Stored records
- - -
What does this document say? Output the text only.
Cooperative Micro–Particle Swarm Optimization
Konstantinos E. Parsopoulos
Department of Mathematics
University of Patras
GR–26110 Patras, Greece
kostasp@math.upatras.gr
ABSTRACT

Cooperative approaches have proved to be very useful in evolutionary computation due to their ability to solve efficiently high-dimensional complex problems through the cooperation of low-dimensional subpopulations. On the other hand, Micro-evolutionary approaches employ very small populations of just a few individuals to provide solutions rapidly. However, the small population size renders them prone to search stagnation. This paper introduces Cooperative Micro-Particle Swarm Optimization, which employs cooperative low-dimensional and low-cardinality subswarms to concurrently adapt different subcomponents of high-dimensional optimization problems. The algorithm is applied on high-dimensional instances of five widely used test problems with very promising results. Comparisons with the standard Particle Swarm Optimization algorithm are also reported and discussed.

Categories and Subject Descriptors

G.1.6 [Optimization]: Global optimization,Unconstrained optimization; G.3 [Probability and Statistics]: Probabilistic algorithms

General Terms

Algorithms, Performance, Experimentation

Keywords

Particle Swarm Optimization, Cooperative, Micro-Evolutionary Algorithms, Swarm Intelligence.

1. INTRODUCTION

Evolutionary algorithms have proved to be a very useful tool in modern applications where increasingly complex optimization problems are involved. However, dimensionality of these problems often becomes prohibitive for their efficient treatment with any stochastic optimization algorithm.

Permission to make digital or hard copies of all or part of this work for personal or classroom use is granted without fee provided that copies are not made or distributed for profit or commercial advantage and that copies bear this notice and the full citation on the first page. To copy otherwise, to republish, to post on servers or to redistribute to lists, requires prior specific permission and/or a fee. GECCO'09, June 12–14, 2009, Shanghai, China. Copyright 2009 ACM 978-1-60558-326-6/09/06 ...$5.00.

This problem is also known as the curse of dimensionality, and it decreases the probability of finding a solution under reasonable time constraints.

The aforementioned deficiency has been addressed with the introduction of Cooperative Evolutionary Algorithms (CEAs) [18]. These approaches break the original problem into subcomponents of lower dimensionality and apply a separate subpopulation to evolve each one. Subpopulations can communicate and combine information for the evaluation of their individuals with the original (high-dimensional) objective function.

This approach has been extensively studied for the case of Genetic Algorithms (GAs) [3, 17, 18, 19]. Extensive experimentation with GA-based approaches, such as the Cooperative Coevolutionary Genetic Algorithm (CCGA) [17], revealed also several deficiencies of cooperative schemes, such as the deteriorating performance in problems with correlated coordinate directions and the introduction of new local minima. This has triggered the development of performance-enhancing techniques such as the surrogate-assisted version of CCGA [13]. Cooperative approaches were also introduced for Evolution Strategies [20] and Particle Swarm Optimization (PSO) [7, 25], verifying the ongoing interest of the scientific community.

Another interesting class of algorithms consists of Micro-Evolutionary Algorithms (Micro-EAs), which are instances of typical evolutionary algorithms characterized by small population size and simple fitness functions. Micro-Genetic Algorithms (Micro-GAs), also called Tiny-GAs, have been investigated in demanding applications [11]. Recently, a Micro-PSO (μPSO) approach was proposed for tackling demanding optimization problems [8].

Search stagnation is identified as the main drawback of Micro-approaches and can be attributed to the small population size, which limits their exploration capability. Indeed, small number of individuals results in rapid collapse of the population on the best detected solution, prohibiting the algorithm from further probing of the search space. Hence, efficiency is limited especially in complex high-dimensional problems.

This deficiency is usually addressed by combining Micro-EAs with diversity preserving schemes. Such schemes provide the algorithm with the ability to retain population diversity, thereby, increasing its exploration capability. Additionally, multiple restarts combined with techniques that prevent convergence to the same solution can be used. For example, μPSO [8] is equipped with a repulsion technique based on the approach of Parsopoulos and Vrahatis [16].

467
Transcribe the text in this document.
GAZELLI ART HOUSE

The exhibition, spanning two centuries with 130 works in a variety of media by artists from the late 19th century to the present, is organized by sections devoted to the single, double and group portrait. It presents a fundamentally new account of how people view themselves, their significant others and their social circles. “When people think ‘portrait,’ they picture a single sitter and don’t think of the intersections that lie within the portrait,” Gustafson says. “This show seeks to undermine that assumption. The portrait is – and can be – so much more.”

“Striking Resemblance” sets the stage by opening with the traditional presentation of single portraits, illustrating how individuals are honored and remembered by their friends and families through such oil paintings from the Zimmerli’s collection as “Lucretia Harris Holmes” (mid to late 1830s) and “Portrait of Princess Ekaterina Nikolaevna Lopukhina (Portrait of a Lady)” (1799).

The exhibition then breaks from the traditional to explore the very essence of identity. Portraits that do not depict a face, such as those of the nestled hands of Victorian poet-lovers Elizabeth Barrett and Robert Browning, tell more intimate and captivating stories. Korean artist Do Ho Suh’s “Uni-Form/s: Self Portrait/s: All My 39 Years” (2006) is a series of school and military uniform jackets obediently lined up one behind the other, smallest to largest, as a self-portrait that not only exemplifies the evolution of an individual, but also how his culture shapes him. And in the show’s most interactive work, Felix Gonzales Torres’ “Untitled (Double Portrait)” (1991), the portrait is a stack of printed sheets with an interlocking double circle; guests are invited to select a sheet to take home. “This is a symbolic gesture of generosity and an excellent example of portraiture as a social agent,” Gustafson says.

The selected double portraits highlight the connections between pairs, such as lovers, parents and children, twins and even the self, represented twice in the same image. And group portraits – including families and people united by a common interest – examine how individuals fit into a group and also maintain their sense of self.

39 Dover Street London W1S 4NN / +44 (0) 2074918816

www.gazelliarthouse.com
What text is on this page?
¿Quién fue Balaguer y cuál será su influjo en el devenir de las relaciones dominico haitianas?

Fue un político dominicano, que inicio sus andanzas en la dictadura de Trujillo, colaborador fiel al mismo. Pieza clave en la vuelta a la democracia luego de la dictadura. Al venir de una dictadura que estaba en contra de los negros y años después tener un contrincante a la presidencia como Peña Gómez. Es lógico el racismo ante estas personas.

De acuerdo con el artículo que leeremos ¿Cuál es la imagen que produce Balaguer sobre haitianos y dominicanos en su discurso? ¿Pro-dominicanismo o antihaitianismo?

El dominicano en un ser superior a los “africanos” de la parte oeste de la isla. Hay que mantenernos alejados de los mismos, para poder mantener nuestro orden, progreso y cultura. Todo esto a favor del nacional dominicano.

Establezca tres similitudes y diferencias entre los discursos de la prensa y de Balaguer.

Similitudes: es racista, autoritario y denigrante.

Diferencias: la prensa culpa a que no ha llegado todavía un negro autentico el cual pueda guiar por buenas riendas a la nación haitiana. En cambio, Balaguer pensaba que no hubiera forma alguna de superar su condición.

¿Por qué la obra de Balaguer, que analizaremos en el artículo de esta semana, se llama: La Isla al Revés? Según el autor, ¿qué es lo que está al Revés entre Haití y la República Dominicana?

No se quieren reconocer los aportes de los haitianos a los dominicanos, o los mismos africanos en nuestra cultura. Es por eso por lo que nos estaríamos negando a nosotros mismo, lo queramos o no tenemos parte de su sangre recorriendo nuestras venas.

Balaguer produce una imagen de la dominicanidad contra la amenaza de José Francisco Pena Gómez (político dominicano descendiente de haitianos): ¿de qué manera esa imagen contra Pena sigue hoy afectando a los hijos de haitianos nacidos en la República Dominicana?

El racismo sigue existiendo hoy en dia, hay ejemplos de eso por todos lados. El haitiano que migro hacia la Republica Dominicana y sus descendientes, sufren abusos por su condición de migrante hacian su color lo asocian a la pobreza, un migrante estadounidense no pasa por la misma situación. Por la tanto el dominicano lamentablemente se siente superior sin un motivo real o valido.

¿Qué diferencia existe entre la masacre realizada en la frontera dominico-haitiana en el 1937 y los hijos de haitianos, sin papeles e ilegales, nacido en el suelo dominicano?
- - -
## WHAT IS NEEDED
Write the whole listing out again. Keep every line exactly as it is.

## RESULT OF THIS EXERCISE
What does this document say? Output the text only.
Cooperative Micro–Particle Swarm Optimization
Konstantinos E. Parsopoulos
Department of Mathematics
University of Patras
GR–26110 Patras, Greece
kostasp@math.upatras.gr
ABSTRACT

Cooperative approaches have proved to be very useful in evolutionary computation due to their ability to solve efficiently high-dimensional complex problems through the cooperation of low-dimensional subpopulations. On the other hand, Micro-evolutionary approaches employ very small populations of just a few individuals to provide solutions rapidly. However, the small population size renders them prone to search stagnation. This paper introduces Cooperative Micro-Particle Swarm Optimization, which employs cooperative low-dimensional and low-cardinality subswarms to concurrently adapt different subcomponents of high-dimensional optimization problems. The algorithm is applied on high-dimensional instances of five widely used test problems with very promising results. Comparisons with the standard Particle Swarm Optimization algorithm are also reported and discussed.

Categories and Subject Descriptors

G.1.6 [Optimization]: Global optimization,Unconstrained optimization; G.3 [Probability and Statistics]: Probabilistic algorithms

General Terms

Algorithms, Performance, Experimentation

Keywords

Particle Swarm Optimization, Cooperative, Micro-Evolutionary Algorithms, Swarm Intelligence.

1. INTRODUCTION

Evolutionary algorithms have proved to be a very useful tool in modern applications where increasingly complex optimization problems are involved. However, dimensionality of these problems often becomes prohibitive for their efficient treatment with any stochastic optimization algorithm.

Permission to make digital or hard copies of all or part of this work for personal or classroom use is granted without fee provided that copies are not made or distributed for profit or commercial advantage and that copies bear this notice and the full citation on the first page. To copy otherwise, to republish, to post on servers or to redistribute to lists, requires prior specific permission and/or a fee. GECCO'09, June 12–14, 2009, Shanghai, China. Copyright 2009 ACM 978-1-60558-326-6/09/06 ...$5.00.

This problem is also known as the curse of dimensionality, and it decreases the probability of finding a solution under reasonable time constraints.

The aforementioned deficiency has been addressed with the introduction of Cooperative Evolutionary Algorithms (CEAs) [18]. These approaches break the original problem into subcomponents of lower dimensionality and apply a separate subpopulation to evolve each one. Subpopulations can communicate and combine information for the evaluation of their individuals with the original (high-dimensional) objective function.

This approach has been extensively studied for the case of Genetic Algorithms (GAs) [3, 17, 18, 19]. Extensive experimentation with GA-based approaches, such as the Cooperative Coevolutionary Genetic Algorithm (CCGA) [17], revealed also several deficiencies of cooperative schemes, such as the deteriorating performance in problems with correlated coordinate directions and the introduction of new local minima. This has triggered the development of performance-enhancing techniques such as the surrogate-assisted version of CCGA [13]. Cooperative approaches were also introduced for Evolution Strategies [20] and Particle Swarm Optimization (PSO) [7, 25], verifying the ongoing interest of the scientific community.

Another interesting class of algorithms consists of Micro-Evolutionary Algorithms (Micro-EAs), which are instances of typical evolutionary algorithms characterized by small population size and simple fitness functions. Micro-Genetic Algorithms (Micro-GAs), also called Tiny-GAs, have been investigated in demanding applications [11]. Recently, a Micro-PSO (μPSO) approach was proposed for tackling demanding optimization problems [8].

Search stagnation is identified as the main drawback of Micro-approaches and can be attributed to the small population size, which limits their exploration capability. Indeed, small number of individuals results in rapid collapse of the population on the best detected solution, prohibiting the algorithm from further probing of the search space. Hence, efficiency is limited especially in complex high-dimensional problems.

This deficiency is usually addressed by combining Micro-EAs with diversity preserving schemes. Such schemes provide the algorithm with the ability to retain population diversity, thereby, increasing its exploration capability. Additionally, multiple restarts combined with techniques that prevent convergence to the same solution can be used. For example, μPSO [8] is equipped with a repulsion technique based on the approach of Parsopoulos and Vrahatis [16].

467
Transcribe the text in this document.
GAZELLI ART HOUSE

The exhibition, spanning two centuries with 130 works in a variety of media by artists from the late 19th century to the present, is organized by sections devoted to the single, double and group portrait. It presents a fundamentally new account of how people view themselves, their significant others and their social circles. “When people think ‘portrait,’ they picture a single sitter and don’t think of the intersections that lie within the portrait,” Gustafson says. “This show seeks to undermine that assumption. The portrait is – and can be – so much more.”

“Striking Resemblance” sets the stage by opening with the traditional presentation of single portraits, illustrating how individuals are honored and remembered by their friends and families through such oil paintings from the Zimmerli’s collection as “Lucretia Harris Holmes” (mid to late 1830s) and “Portrait of Princess Ekaterina Nikolaevna Lopukhina (Portrait of a Lady)” (1799).

The exhibition then breaks from the traditional to explore the very essence of identity. Portraits that do not depict a face, such as those of the nestled hands of Victorian poet-lovers Elizabeth Barrett and Robert Browning, tell more intimate and captivating stories. Korean artist Do Ho Suh’s “Uni-Form/s: Self Portrait/s: All My 39 Years” (2006) is a series of school and military uniform jackets obediently lined up one behind the other, smallest to largest, as a self-portrait that not only exemplifies the evolution of an individual, but also how his culture shapes him. And in the show’s most interactive work, Felix Gonzales Torres’ “Untitled (Double Portrait)” (1991), the portrait is a stack of printed sheets with an interlocking double circle; guests are invited to select a sheet to take home. “This is a symbolic gesture of generosity and an excellent example of portraiture as a social agent,” Gustafson says.

The selected double portraits highlight the connections between pairs, such as lovers, parents and children, twins and even the self, represented twice in the same image. And group portraits – including families and people united by a common interest – examine how individuals fit into a group and also maintain their sense of self.

39 Dover Street London W1S 4NN / +44 (0) 2074918816

www.gazelliarthouse.com
What text is on this page?
¿Quién fue Balaguer y cuál será su influjo en el devenir de las relaciones dominico haitianas?

Fue un político dominicano, que inicio sus andanzas en la dictadura de Trujillo, colaborador fiel al mismo. Pieza clave en la vuelta a la democracia luego de la dictadura. Al venir de una dictadura que estaba en contra de los negros y años después tener un contrincante a la presidencia como Peña Gómez. Es lógico el racismo ante estas personas.

De acuerdo con el artículo que leeremos ¿Cuál es la imagen que produce Balaguer sobre haitianos y dominicanos en su discurso? ¿Pro-dominicanismo o antihaitianismo?

El dominicano en un ser superior a los “africanos” de la parte oeste de la isla. Hay que mantenernos alejados de los mismos, para poder mantener nuestro orden, progreso y cultura. Todo esto a favor del nacional dominicano.

Establezca tres similitudes y diferencias entre los discursos de la prensa y de Balaguer.

Similitudes: es racista, autoritario y denigrante.

Diferencias: la prensa culpa a que no ha llegado todavía un negro autentico el cual pueda guiar por buenas riendas a la nación haitiana. En cambio, Balaguer pensaba que no hubiera forma alguna de superar su condición.

¿Por qué la obra de Balaguer, que analizaremos en el artículo de esta semana, se llama: La Isla al Revés? Según el autor, ¿qué es lo que está al Revés entre Haití y la República Dominicana?

No se quieren reconocer los aportes de los haitianos a los dominicanos, o los mismos africanos en nuestra cultura. Es por eso por lo que nos estaríamos negando a nosotros mismo, lo queramos o no tenemos parte de su sangre recorriendo nuestras venas.

Balaguer produce una imagen de la dominicanidad contra la amenaza de José Francisco Pena Gómez (político dominicano descendiente de haitianos): ¿de qué manera esa imagen contra Pena sigue hoy afectando a los hijos de haitianos nacidos en la República Dominicana?

El racismo sigue existiendo hoy en dia, hay ejemplos de eso por todos lados. El haitiano que migro hacia la Republica Dominicana y sus descendientes, sufren abusos por su condición de migrante hacian su color lo asocian a la pobreza, un migrante estadounidense no pasa por la misma situación. Por la tanto el dominicano lamentablemente se siente superior sin un motivo real o valido.

¿Qué diferencia existe entre la masacre realizada en la frontera dominico-haitiana en el 1937 y los hijos de haitianos, sin papeles e ilegales, nacido en el suelo dominicano?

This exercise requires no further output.